Return the entries below in their exact form, leaving the pictures out.

GIVEN ENTRIES -
····················

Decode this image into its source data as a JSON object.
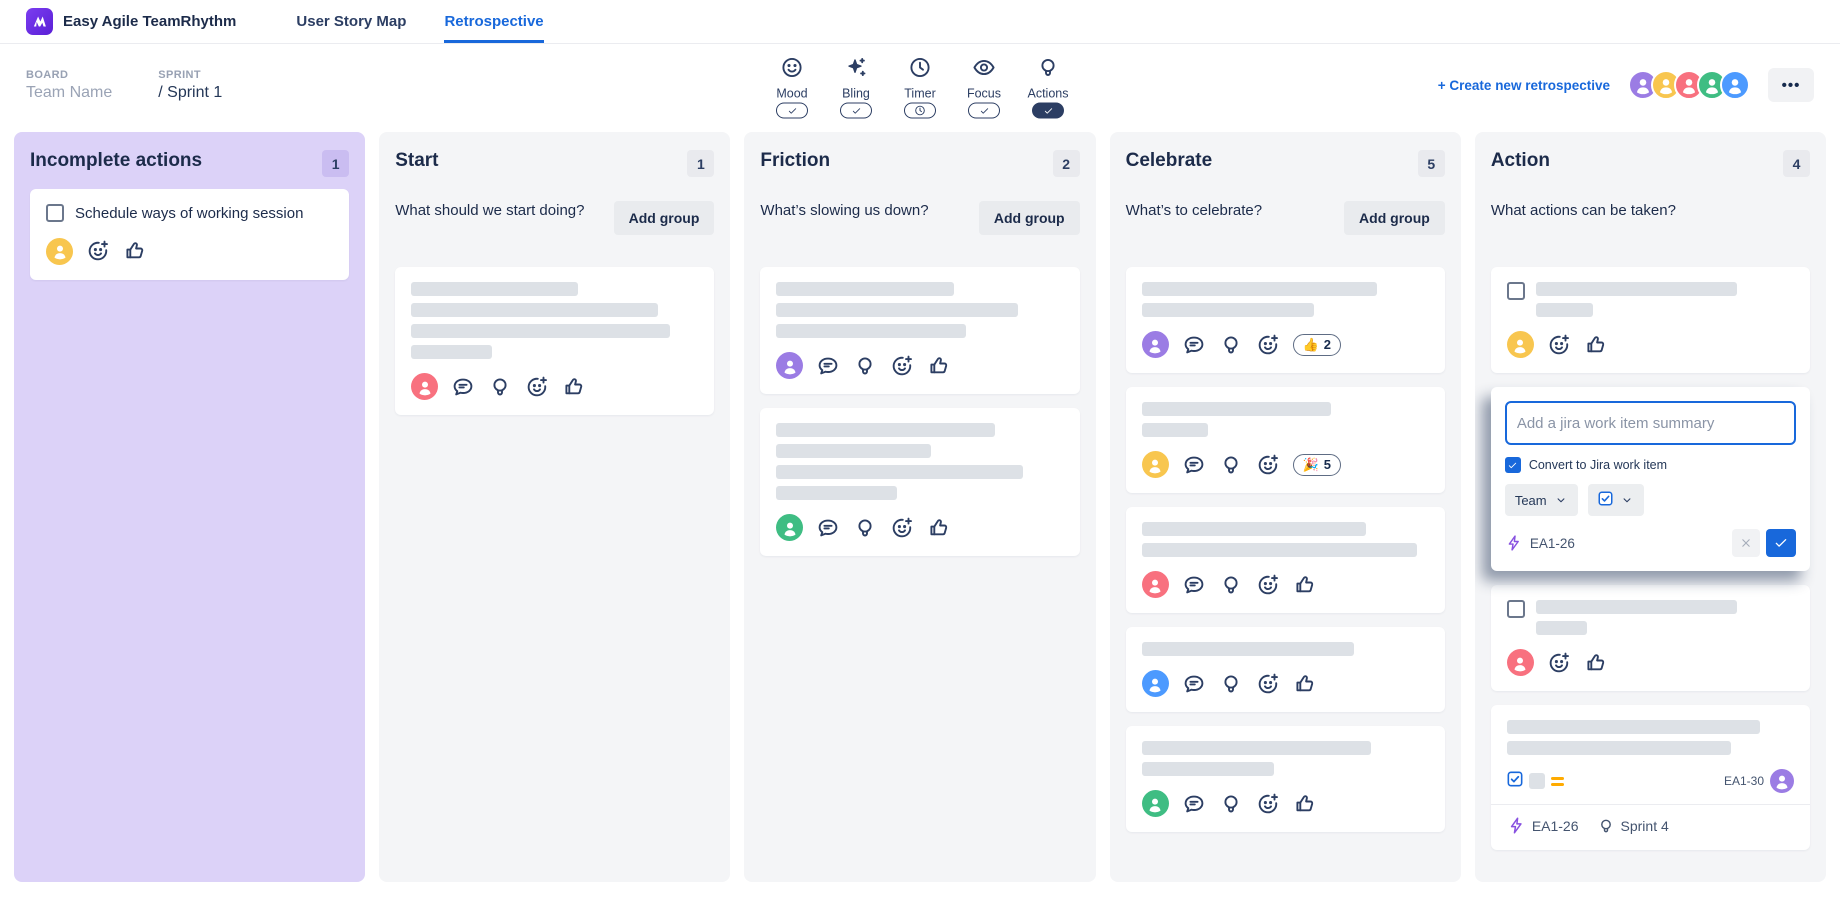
{
  "navbar": {
    "app_name": "Easy Agile TeamRhythm",
    "tabs": [
      {
        "label": "User Story Map",
        "active": false
      },
      {
        "label": "Retrospective",
        "active": true
      }
    ]
  },
  "header": {
    "board_label": "BOARD",
    "board_value": "Team Name",
    "sprint_label": "SPRINT",
    "sprint_value": "/ Sprint 1",
    "toolbar": [
      {
        "id": "mood",
        "label": "Mood",
        "icon": "smiley-icon",
        "toggle": "check"
      },
      {
        "id": "bling",
        "label": "Bling",
        "icon": "sparkles-icon",
        "toggle": "check"
      },
      {
        "id": "timer",
        "label": "Timer",
        "icon": "clock-icon",
        "toggle": "clock"
      },
      {
        "id": "focus",
        "label": "Focus",
        "icon": "eye-icon",
        "toggle": "check"
      },
      {
        "id": "actions",
        "label": "Actions",
        "icon": "bulb-icon",
        "toggle": "check-filled"
      }
    ],
    "create_link": "+ Create new retrospective",
    "avatar_colors": [
      "#9b7ce4",
      "#f8c64f",
      "#f8717f",
      "#3fbd83",
      "#4c9aff"
    ],
    "more_label": "•••",
    "accent_blue": "#1868db",
    "icon_navy": "#2c3e63"
  },
  "columns": [
    {
      "title": "Incomplete actions",
      "count": "1",
      "theme": "purple",
      "subtitle": null,
      "add_group_label": null,
      "cards": [
        {
          "type": "action-text",
          "text": "Schedule ways of working session",
          "avatar": "#f8c64f",
          "icons": [
            "emoji-add-icon",
            "thumbs-up-icon"
          ]
        }
      ]
    },
    {
      "title": "Start",
      "count": "1",
      "theme": "gray",
      "subtitle": "What should we start doing?",
      "add_group_label": "Add group",
      "cards": [
        {
          "type": "placeholder",
          "bars": [
            58,
            86,
            90,
            28
          ],
          "avatar": "#f8717f",
          "icons": [
            "comment-icon",
            "bulb-icon",
            "emoji-add-icon",
            "thumbs-up-icon"
          ]
        }
      ]
    },
    {
      "title": "Friction",
      "count": "2",
      "theme": "gray",
      "subtitle": "What’s slowing us down?",
      "add_group_label": "Add group",
      "cards": [
        {
          "type": "placeholder",
          "bars": [
            62,
            84,
            66
          ],
          "avatar": "#9b7ce4",
          "icons": [
            "comment-icon",
            "bulb-icon",
            "emoji-add-icon",
            "thumbs-up-icon"
          ]
        },
        {
          "type": "placeholder",
          "bars": [
            76,
            54,
            86,
            42
          ],
          "avatar": "#3fbd83",
          "icons": [
            "comment-icon",
            "bulb-icon",
            "emoji-add-icon",
            "thumbs-up-icon"
          ]
        }
      ]
    },
    {
      "title": "Celebrate",
      "count": "5",
      "theme": "gray",
      "subtitle": "What’s to celebrate?",
      "add_group_label": "Add group",
      "cards": [
        {
          "type": "placeholder",
          "bars": [
            82,
            60
          ],
          "avatar": "#9b7ce4",
          "icons": [
            "comment-icon",
            "bulb-icon",
            "emoji-add-icon"
          ],
          "reaction": {
            "emoji": "👍",
            "count": "2"
          }
        },
        {
          "type": "placeholder",
          "bars": [
            66,
            23
          ],
          "avatar": "#f8c64f",
          "icons": [
            "comment-icon",
            "bulb-icon",
            "emoji-add-icon"
          ],
          "reaction": {
            "emoji": "🎉",
            "count": "5"
          }
        },
        {
          "type": "placeholder",
          "bars": [
            78,
            96
          ],
          "avatar": "#f8717f",
          "icons": [
            "comment-icon",
            "bulb-icon",
            "emoji-add-icon",
            "thumbs-up-icon"
          ]
        },
        {
          "type": "placeholder",
          "bars": [
            74
          ],
          "avatar": "#4c9aff",
          "icons": [
            "comment-icon",
            "bulb-icon",
            "emoji-add-icon",
            "thumbs-up-icon"
          ]
        },
        {
          "type": "placeholder",
          "bars": [
            80,
            46
          ],
          "avatar": "#3fbd83",
          "icons": [
            "comment-icon",
            "bulb-icon",
            "emoji-add-icon",
            "thumbs-up-icon"
          ]
        }
      ]
    },
    {
      "title": "Action",
      "count": "4",
      "theme": "gray",
      "subtitle": "What actions can be taken?",
      "add_group_label": null,
      "cards": [
        {
          "type": "placeholder",
          "checkbox": true,
          "bars": [
            78,
            22
          ],
          "avatar": "#f8c64f",
          "icons": [
            "emoji-add-icon",
            "thumbs-up-icon"
          ]
        },
        {
          "type": "edit-form",
          "input_placeholder": "Add a jira work item summary",
          "convert_label": "Convert to Jira work item",
          "team_dropdown_label": "Team",
          "issue_key": "EA1-26"
        },
        {
          "type": "placeholder",
          "checkbox": true,
          "bars": [
            78,
            20
          ],
          "avatar": "#f8717f",
          "icons": [
            "emoji-add-icon",
            "thumbs-up-icon"
          ]
        },
        {
          "type": "jira-card",
          "bars": [
            88,
            78
          ],
          "issue_key_right": "EA1-30",
          "assignee_color": "#9b7ce4",
          "footer_issue_key": "EA1-26",
          "footer_sprint": "Sprint 4"
        }
      ]
    }
  ]
}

····················

WRITTEN ANSWER -
Decode this image into its source data as a JSON object.
{
  "navbar": {
    "app_name": "Easy Agile TeamRhythm",
    "tabs": [
      {
        "label": "User Story Map",
        "active": false
      },
      {
        "label": "Retrospective",
        "active": true
      }
    ]
  },
  "header": {
    "board_label": "BOARD",
    "board_value": "Team Name",
    "sprint_label": "SPRINT",
    "sprint_value": "/ Sprint 1",
    "toolbar": [
      {
        "id": "mood",
        "label": "Mood",
        "icon": "smiley-icon",
        "toggle": "check"
      },
      {
        "id": "bling",
        "label": "Bling",
        "icon": "sparkles-icon",
        "toggle": "check"
      },
      {
        "id": "timer",
        "label": "Timer",
        "icon": "clock-icon",
        "toggle": "clock"
      },
      {
        "id": "focus",
        "label": "Focus",
        "icon": "eye-icon",
        "toggle": "check"
      },
      {
        "id": "actions",
        "label": "Actions",
        "icon": "bulb-icon",
        "toggle": "check-filled"
      }
    ],
    "create_link": "+ Create new retrospective",
    "avatar_colors": [
      "#9b7ce4",
      "#f8c64f",
      "#f8717f",
      "#3fbd83",
      "#4c9aff"
    ],
    "more_label": "•••",
    "accent_blue": "#1868db",
    "icon_navy": "#2c3e63"
  },
  "columns": [
    {
      "title": "Incomplete actions",
      "count": "1",
      "theme": "purple",
      "subtitle": null,
      "add_group_label": null,
      "cards": [
        {
          "type": "action-text",
          "text": "Schedule ways of working session",
          "avatar": "#f8c64f",
          "icons": [
            "emoji-add-icon",
            "thumbs-up-icon"
          ]
        }
      ]
    },
    {
      "title": "Start",
      "count": "1",
      "theme": "gray",
      "subtitle": "What should we start doing?",
      "add_group_label": "Add group",
      "cards": [
        {
          "type": "placeholder",
          "bars": [
            58,
            86,
            90,
            28
          ],
          "avatar": "#f8717f",
          "icons": [
            "comment-icon",
            "bulb-icon",
            "emoji-add-icon",
            "thumbs-up-icon"
          ]
        }
      ]
    },
    {
      "title": "Friction",
      "count": "2",
      "theme": "gray",
      "subtitle": "What’s slowing us down?",
      "add_group_label": "Add group",
      "cards": [
        {
          "type": "placeholder",
          "bars": [
            62,
            84,
            66
          ],
          "avatar": "#9b7ce4",
          "icons": [
            "comment-icon",
            "bulb-icon",
            "emoji-add-icon",
            "thumbs-up-icon"
          ]
        },
        {
          "type": "placeholder",
          "bars": [
            76,
            54,
            86,
            42
          ],
          "avatar": "#3fbd83",
          "icons": [
            "comment-icon",
            "bulb-icon",
            "emoji-add-icon",
            "thumbs-up-icon"
          ]
        }
      ]
    },
    {
      "title": "Celebrate",
      "count": "5",
      "theme": "gray",
      "subtitle": "What’s to celebrate?",
      "add_group_label": "Add group",
      "cards": [
        {
          "type": "placeholder",
          "bars": [
            82,
            60
          ],
          "avatar": "#9b7ce4",
          "icons": [
            "comment-icon",
            "bulb-icon",
            "emoji-add-icon"
          ],
          "reaction": {
            "emoji": "👍",
            "count": "2"
          }
        },
        {
          "type": "placeholder",
          "bars": [
            66,
            23
          ],
          "avatar": "#f8c64f",
          "icons": [
            "comment-icon",
            "bulb-icon",
            "emoji-add-icon"
          ],
          "reaction": {
            "emoji": "🎉",
            "count": "5"
          }
        },
        {
          "type": "placeholder",
          "bars": [
            78,
            96
          ],
          "avatar": "#f8717f",
          "icons": [
            "comment-icon",
            "bulb-icon",
            "emoji-add-icon",
            "thumbs-up-icon"
          ]
        },
        {
          "type": "placeholder",
          "bars": [
            74
          ],
          "avatar": "#4c9aff",
          "icons": [
            "comment-icon",
            "bulb-icon",
            "emoji-add-icon",
            "thumbs-up-icon"
          ]
        },
        {
          "type": "placeholder",
          "bars": [
            80,
            46
          ],
          "avatar": "#3fbd83",
          "icons": [
            "comment-icon",
            "bulb-icon",
            "emoji-add-icon",
            "thumbs-up-icon"
          ]
        }
      ]
    },
    {
      "title": "Action",
      "count": "4",
      "theme": "gray",
      "subtitle": "What actions can be taken?",
      "add_group_label": null,
      "cards": [
        {
          "type": "placeholder",
          "checkbox": true,
          "bars": [
            78,
            22
          ],
          "avatar": "#f8c64f",
          "icons": [
            "emoji-add-icon",
            "thumbs-up-icon"
          ]
        },
        {
          "type": "edit-form",
          "input_placeholder": "Add a jira work item summary",
          "convert_label": "Convert to Jira work item",
          "team_dropdown_label": "Team",
          "issue_key": "EA1-26"
        },
        {
          "type": "placeholder",
          "checkbox": true,
          "bars": [
            78,
            20
          ],
          "avatar": "#f8717f",
          "icons": [
            "emoji-add-icon",
            "thumbs-up-icon"
          ]
        },
        {
          "type": "jira-card",
          "bars": [
            88,
            78
          ],
          "issue_key_right": "EA1-30",
          "assignee_color": "#9b7ce4",
          "footer_issue_key": "EA1-26",
          "footer_sprint": "Sprint 4"
        }
      ]
    }
  ]
}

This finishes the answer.